> **Task directions**: Return the entries verbatim and drop every picture.

> **Data for this exercise**:
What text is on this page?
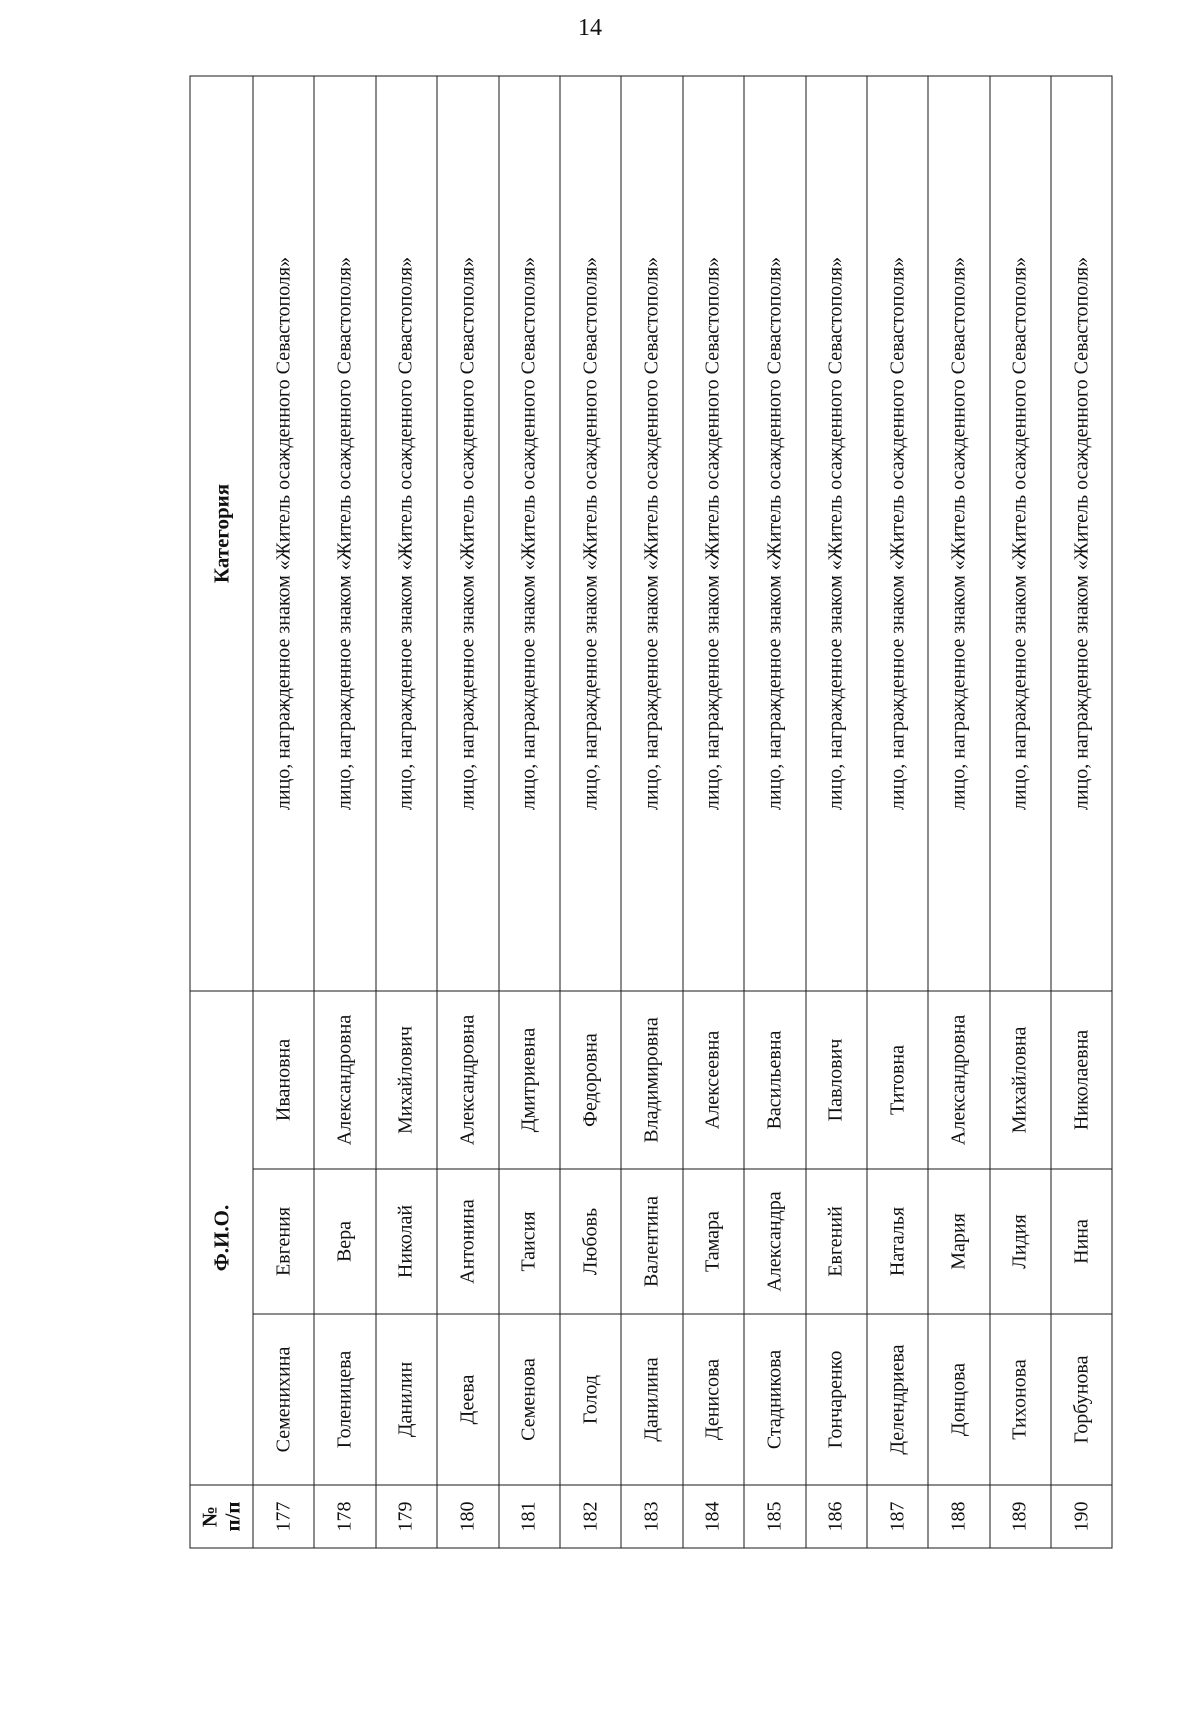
14
№ п/п	Ф.И.О.			Категория
177	Семенихина	Евгения	Ивановна	лицо, награжденное знаком «Житель осажденного Севастополя»
178	Голеницева	Вера	Александровна	лицо, награжденное знаком «Житель осажденного Севастополя»
179	Данилин	Николай	Михайлович	лицо, награжденное знаком «Житель осажденного Севастополя»
180	Деева	Антонина	Александровна	лицо, награжденное знаком «Житель осажденного Севастополя»
181	Семенова	Таисия	Дмитриевна	лицо, награжденное знаком «Житель осажденного Севастополя»
182	Голод	Любовь	Федоровна	лицо, награжденное знаком «Житель осажденного Севастополя»
183	Данилина	Валентина	Владимировна	лицо, награжденное знаком «Житель осажденного Севастополя»
184	Денисова	Тамара	Алексеевна	лицо, награжденное знаком «Житель осажденного Севастополя»
185	Стадникова	Александра	Васильевна	лицо, награжденное знаком «Житель осажденного Севастополя»
186	Гончаренко	Евгений	Павлович	лицо, награжденное знаком «Житель осажденного Севастополя»
187	Делендриева	Наталья	Титовна	лицо, награжденное знаком «Житель осажденного Севастополя»
188	Донцова	Мария	Александровна	лицо, награжденное знаком «Житель осажденного Севастополя»
189	Тихонова	Лидия	Михайловна	лицо, награжденное знаком «Житель осажденного Севастополя»
190	Горбунова	Нина	Николаевна	лицо, награжденное знаком «Житель осажденного Севастополя»
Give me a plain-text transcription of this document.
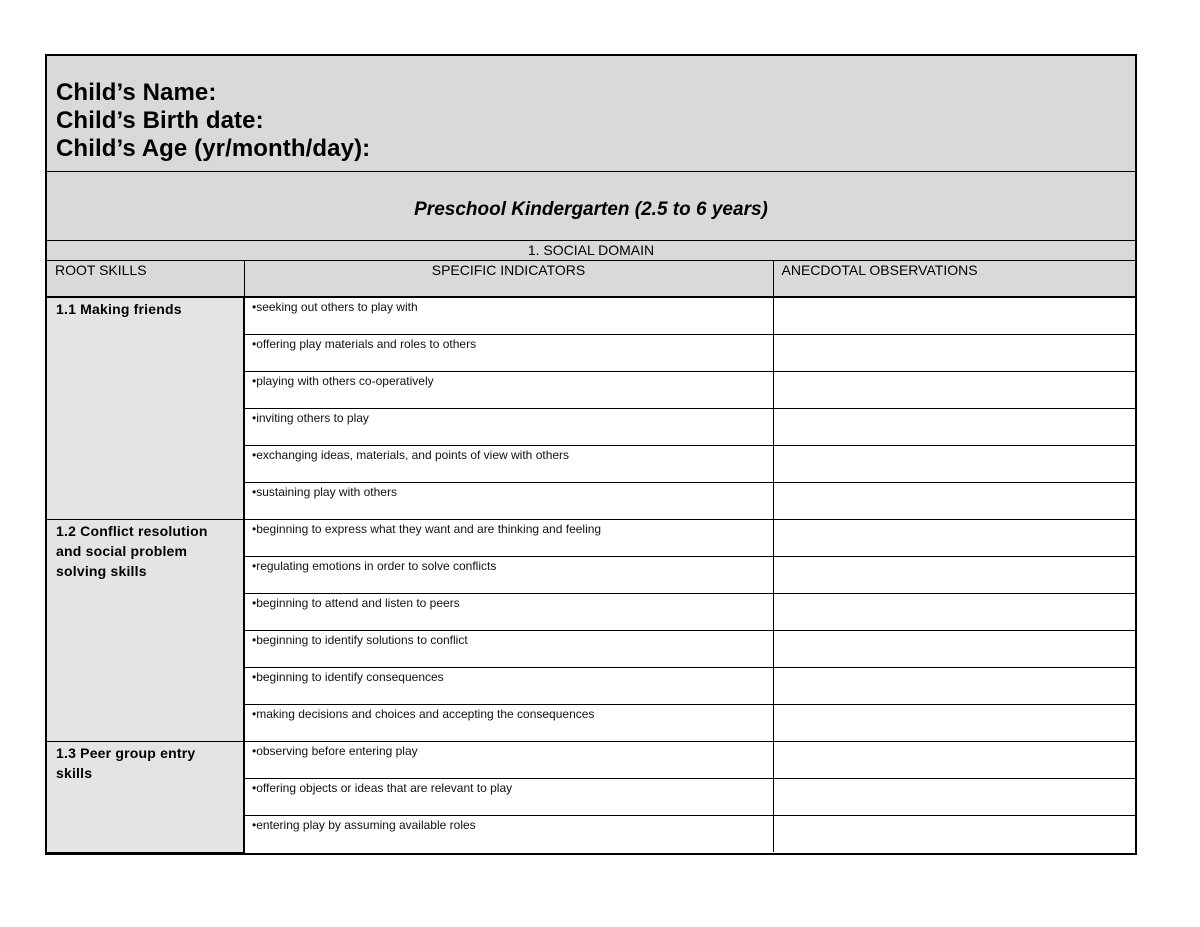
Child’s Name:
Child’s Birth date:
Child’s Age (yr/month/day):
Preschool Kindergarten (2.5 to 6 years)
1. SOCIAL DOMAIN
ROOT SKILLS	SPECIFIC INDICATORS	ANECDOTAL OBSERVATIONS
1.1 Making friends	• seeking out others to play with	
	• offering play materials and roles to others	
	• playing with others co-operatively	
	• inviting others to play	
	• exchanging ideas, materials, and points of view with others	
	• sustaining play with others	
1.2 Conflict resolution and social problem solving skills	• beginning to express what they want and are thinking and feeling	
	• regulating emotions in order to solve conflicts	
	• beginning to attend and listen to peers	
	• beginning to identify solutions to conflict	
	• beginning to identify consequences	
	• making decisions and choices and accepting the consequences	
1.3 Peer group entry skills	• observing before entering play	
	• offering objects or ideas that are relevant to play	
	• entering play by assuming available roles	
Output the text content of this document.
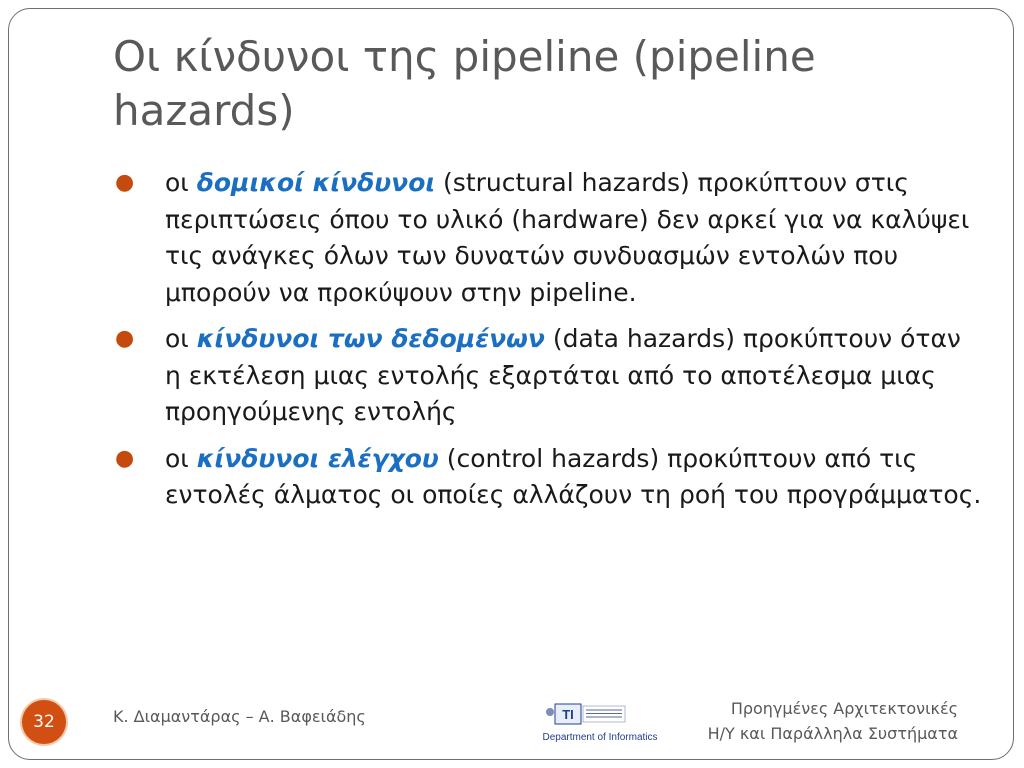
Οι κίνδυνοι της pipeline (pipeline hazards)
● οι δομικοί κίνδυνοι (structural hazards) προκύπτουν στις περιπτώσεις όπου το υλικό (hardware) δεν αρκεί για να καλύψει τις ανάγκες όλων των δυνατών συνδυασμών εντολών που μπορούν να προκύψουν στην pipeline.
● οι κίνδυνοι των δεδομένων (data hazards) προκύπτουν όταν η εκτέλεση μιας εντολής εξαρτάται από το αποτέλεσμα μιας προηγούμενης εντολής
● οι κίνδυνοι ελέγχου (control hazards) προκύπτουν από τις εντολές άλματος οι οποίες αλλάζουν τη ροή του προγράμματος.
32	Κ. Διαμαντάρας – Α. Βαφειάδης	ΤΙ
Department of Informatics
Προηγμένες Αρχιτεκτονικές
Η/Υ και Παράλληλα Συστήματα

> **The reply**:
What text is on this page?
14
№ п/п	Ф.И.О.			Категория
177	Семенихина	Евгения	Ивановна	лицо, награжденное знаком «Житель осажденного Севастополя»
178	Голеницева	Вера	Александровна	лицо, награжденное знаком «Житель осажденного Севастополя»
179	Данилин	Николай	Михайлович	лицо, награжденное знаком «Житель осажденного Севастополя»
180	Деева	Антонина	Александровна	лицо, награжденное знаком «Житель осажденного Севастополя»
181	Семенова	Таисия	Дмитриевна	лицо, награжденное знаком «Житель осажденного Севастополя»
182	Голод	Любовь	Федоровна	лицо, награжденное знаком «Житель осажденного Севастополя»
183	Данилина	Валентина	Владимировна	лицо, награжденное знаком «Житель осажденного Севастополя»
184	Денисова	Тамара	Алексеевна	лицо, награжденное знаком «Житель осажденного Севастополя»
185	Стадникова	Александра	Васильевна	лицо, награжденное знаком «Житель осажденного Севастополя»
186	Гончаренко	Евгений	Павлович	лицо, награжденное знаком «Житель осажденного Севастополя»
187	Делендриева	Наталья	Титовна	лицо, награжденное знаком «Житель осажденного Севастополя»
188	Донцова	Мария	Александровна	лицо, награжденное знаком «Житель осажденного Севастополя»
189	Тихонова	Лидия	Михайловна	лицо, награжденное знаком «Житель осажденного Севастополя»
190	Горбунова	Нина	Николаевна	лицо, награжденное знаком «Житель осажденного Севастополя»
Give me a plain-text transcription of this document.
Child’s Name:
Child’s Birth date:
Child’s Age (yr/month/day):
Preschool Kindergarten (2.5 to 6 years)
1. SOCIAL DOMAIN
ROOT SKILLS	SPECIFIC INDICATORS	ANECDOTAL OBSERVATIONS
1.1 Making friends	• seeking out others to play with	
	• offering play materials and roles to others	
	• playing with others co-operatively	
	• inviting others to play	
	• exchanging ideas, materials, and points of view with others	
	• sustaining play with others	
1.2 Conflict resolution and social problem solving skills	• beginning to express what they want and are thinking and feeling	
	• regulating emotions in order to solve conflicts	
	• beginning to attend and listen to peers	
	• beginning to identify solutions to conflict	
	• beginning to identify consequences	
	• making decisions and choices and accepting the consequences	
1.3 Peer group entry skills	• observing before entering play	
	• offering objects or ideas that are relevant to play	
	• entering play by assuming available roles	
Output the text content of this document.
Οι κίνδυνοι της pipeline (pipeline hazards)
● οι δομικοί κίνδυνοι (structural hazards) προκύπτουν στις περιπτώσεις όπου το υλικό (hardware) δεν αρκεί για να καλύψει τις ανάγκες όλων των δυνατών συνδυασμών εντολών που μπορούν να προκύψουν στην pipeline.
● οι κίνδυνοι των δεδομένων (data hazards) προκύπτουν όταν η εκτέλεση μιας εντολής εξαρτάται από το αποτέλεσμα μιας προηγούμενης εντολής
● οι κίνδυνοι ελέγχου (control hazards) προκύπτουν από τις εντολές άλματος οι οποίες αλλάζουν τη ροή του προγράμματος.
32	Κ. Διαμαντάρας – Α. Βαφειάδης	ΤΙ
Department of Informatics
Προηγμένες Αρχιτεκτονικές
Η/Υ και Παράλληλα Συστήματα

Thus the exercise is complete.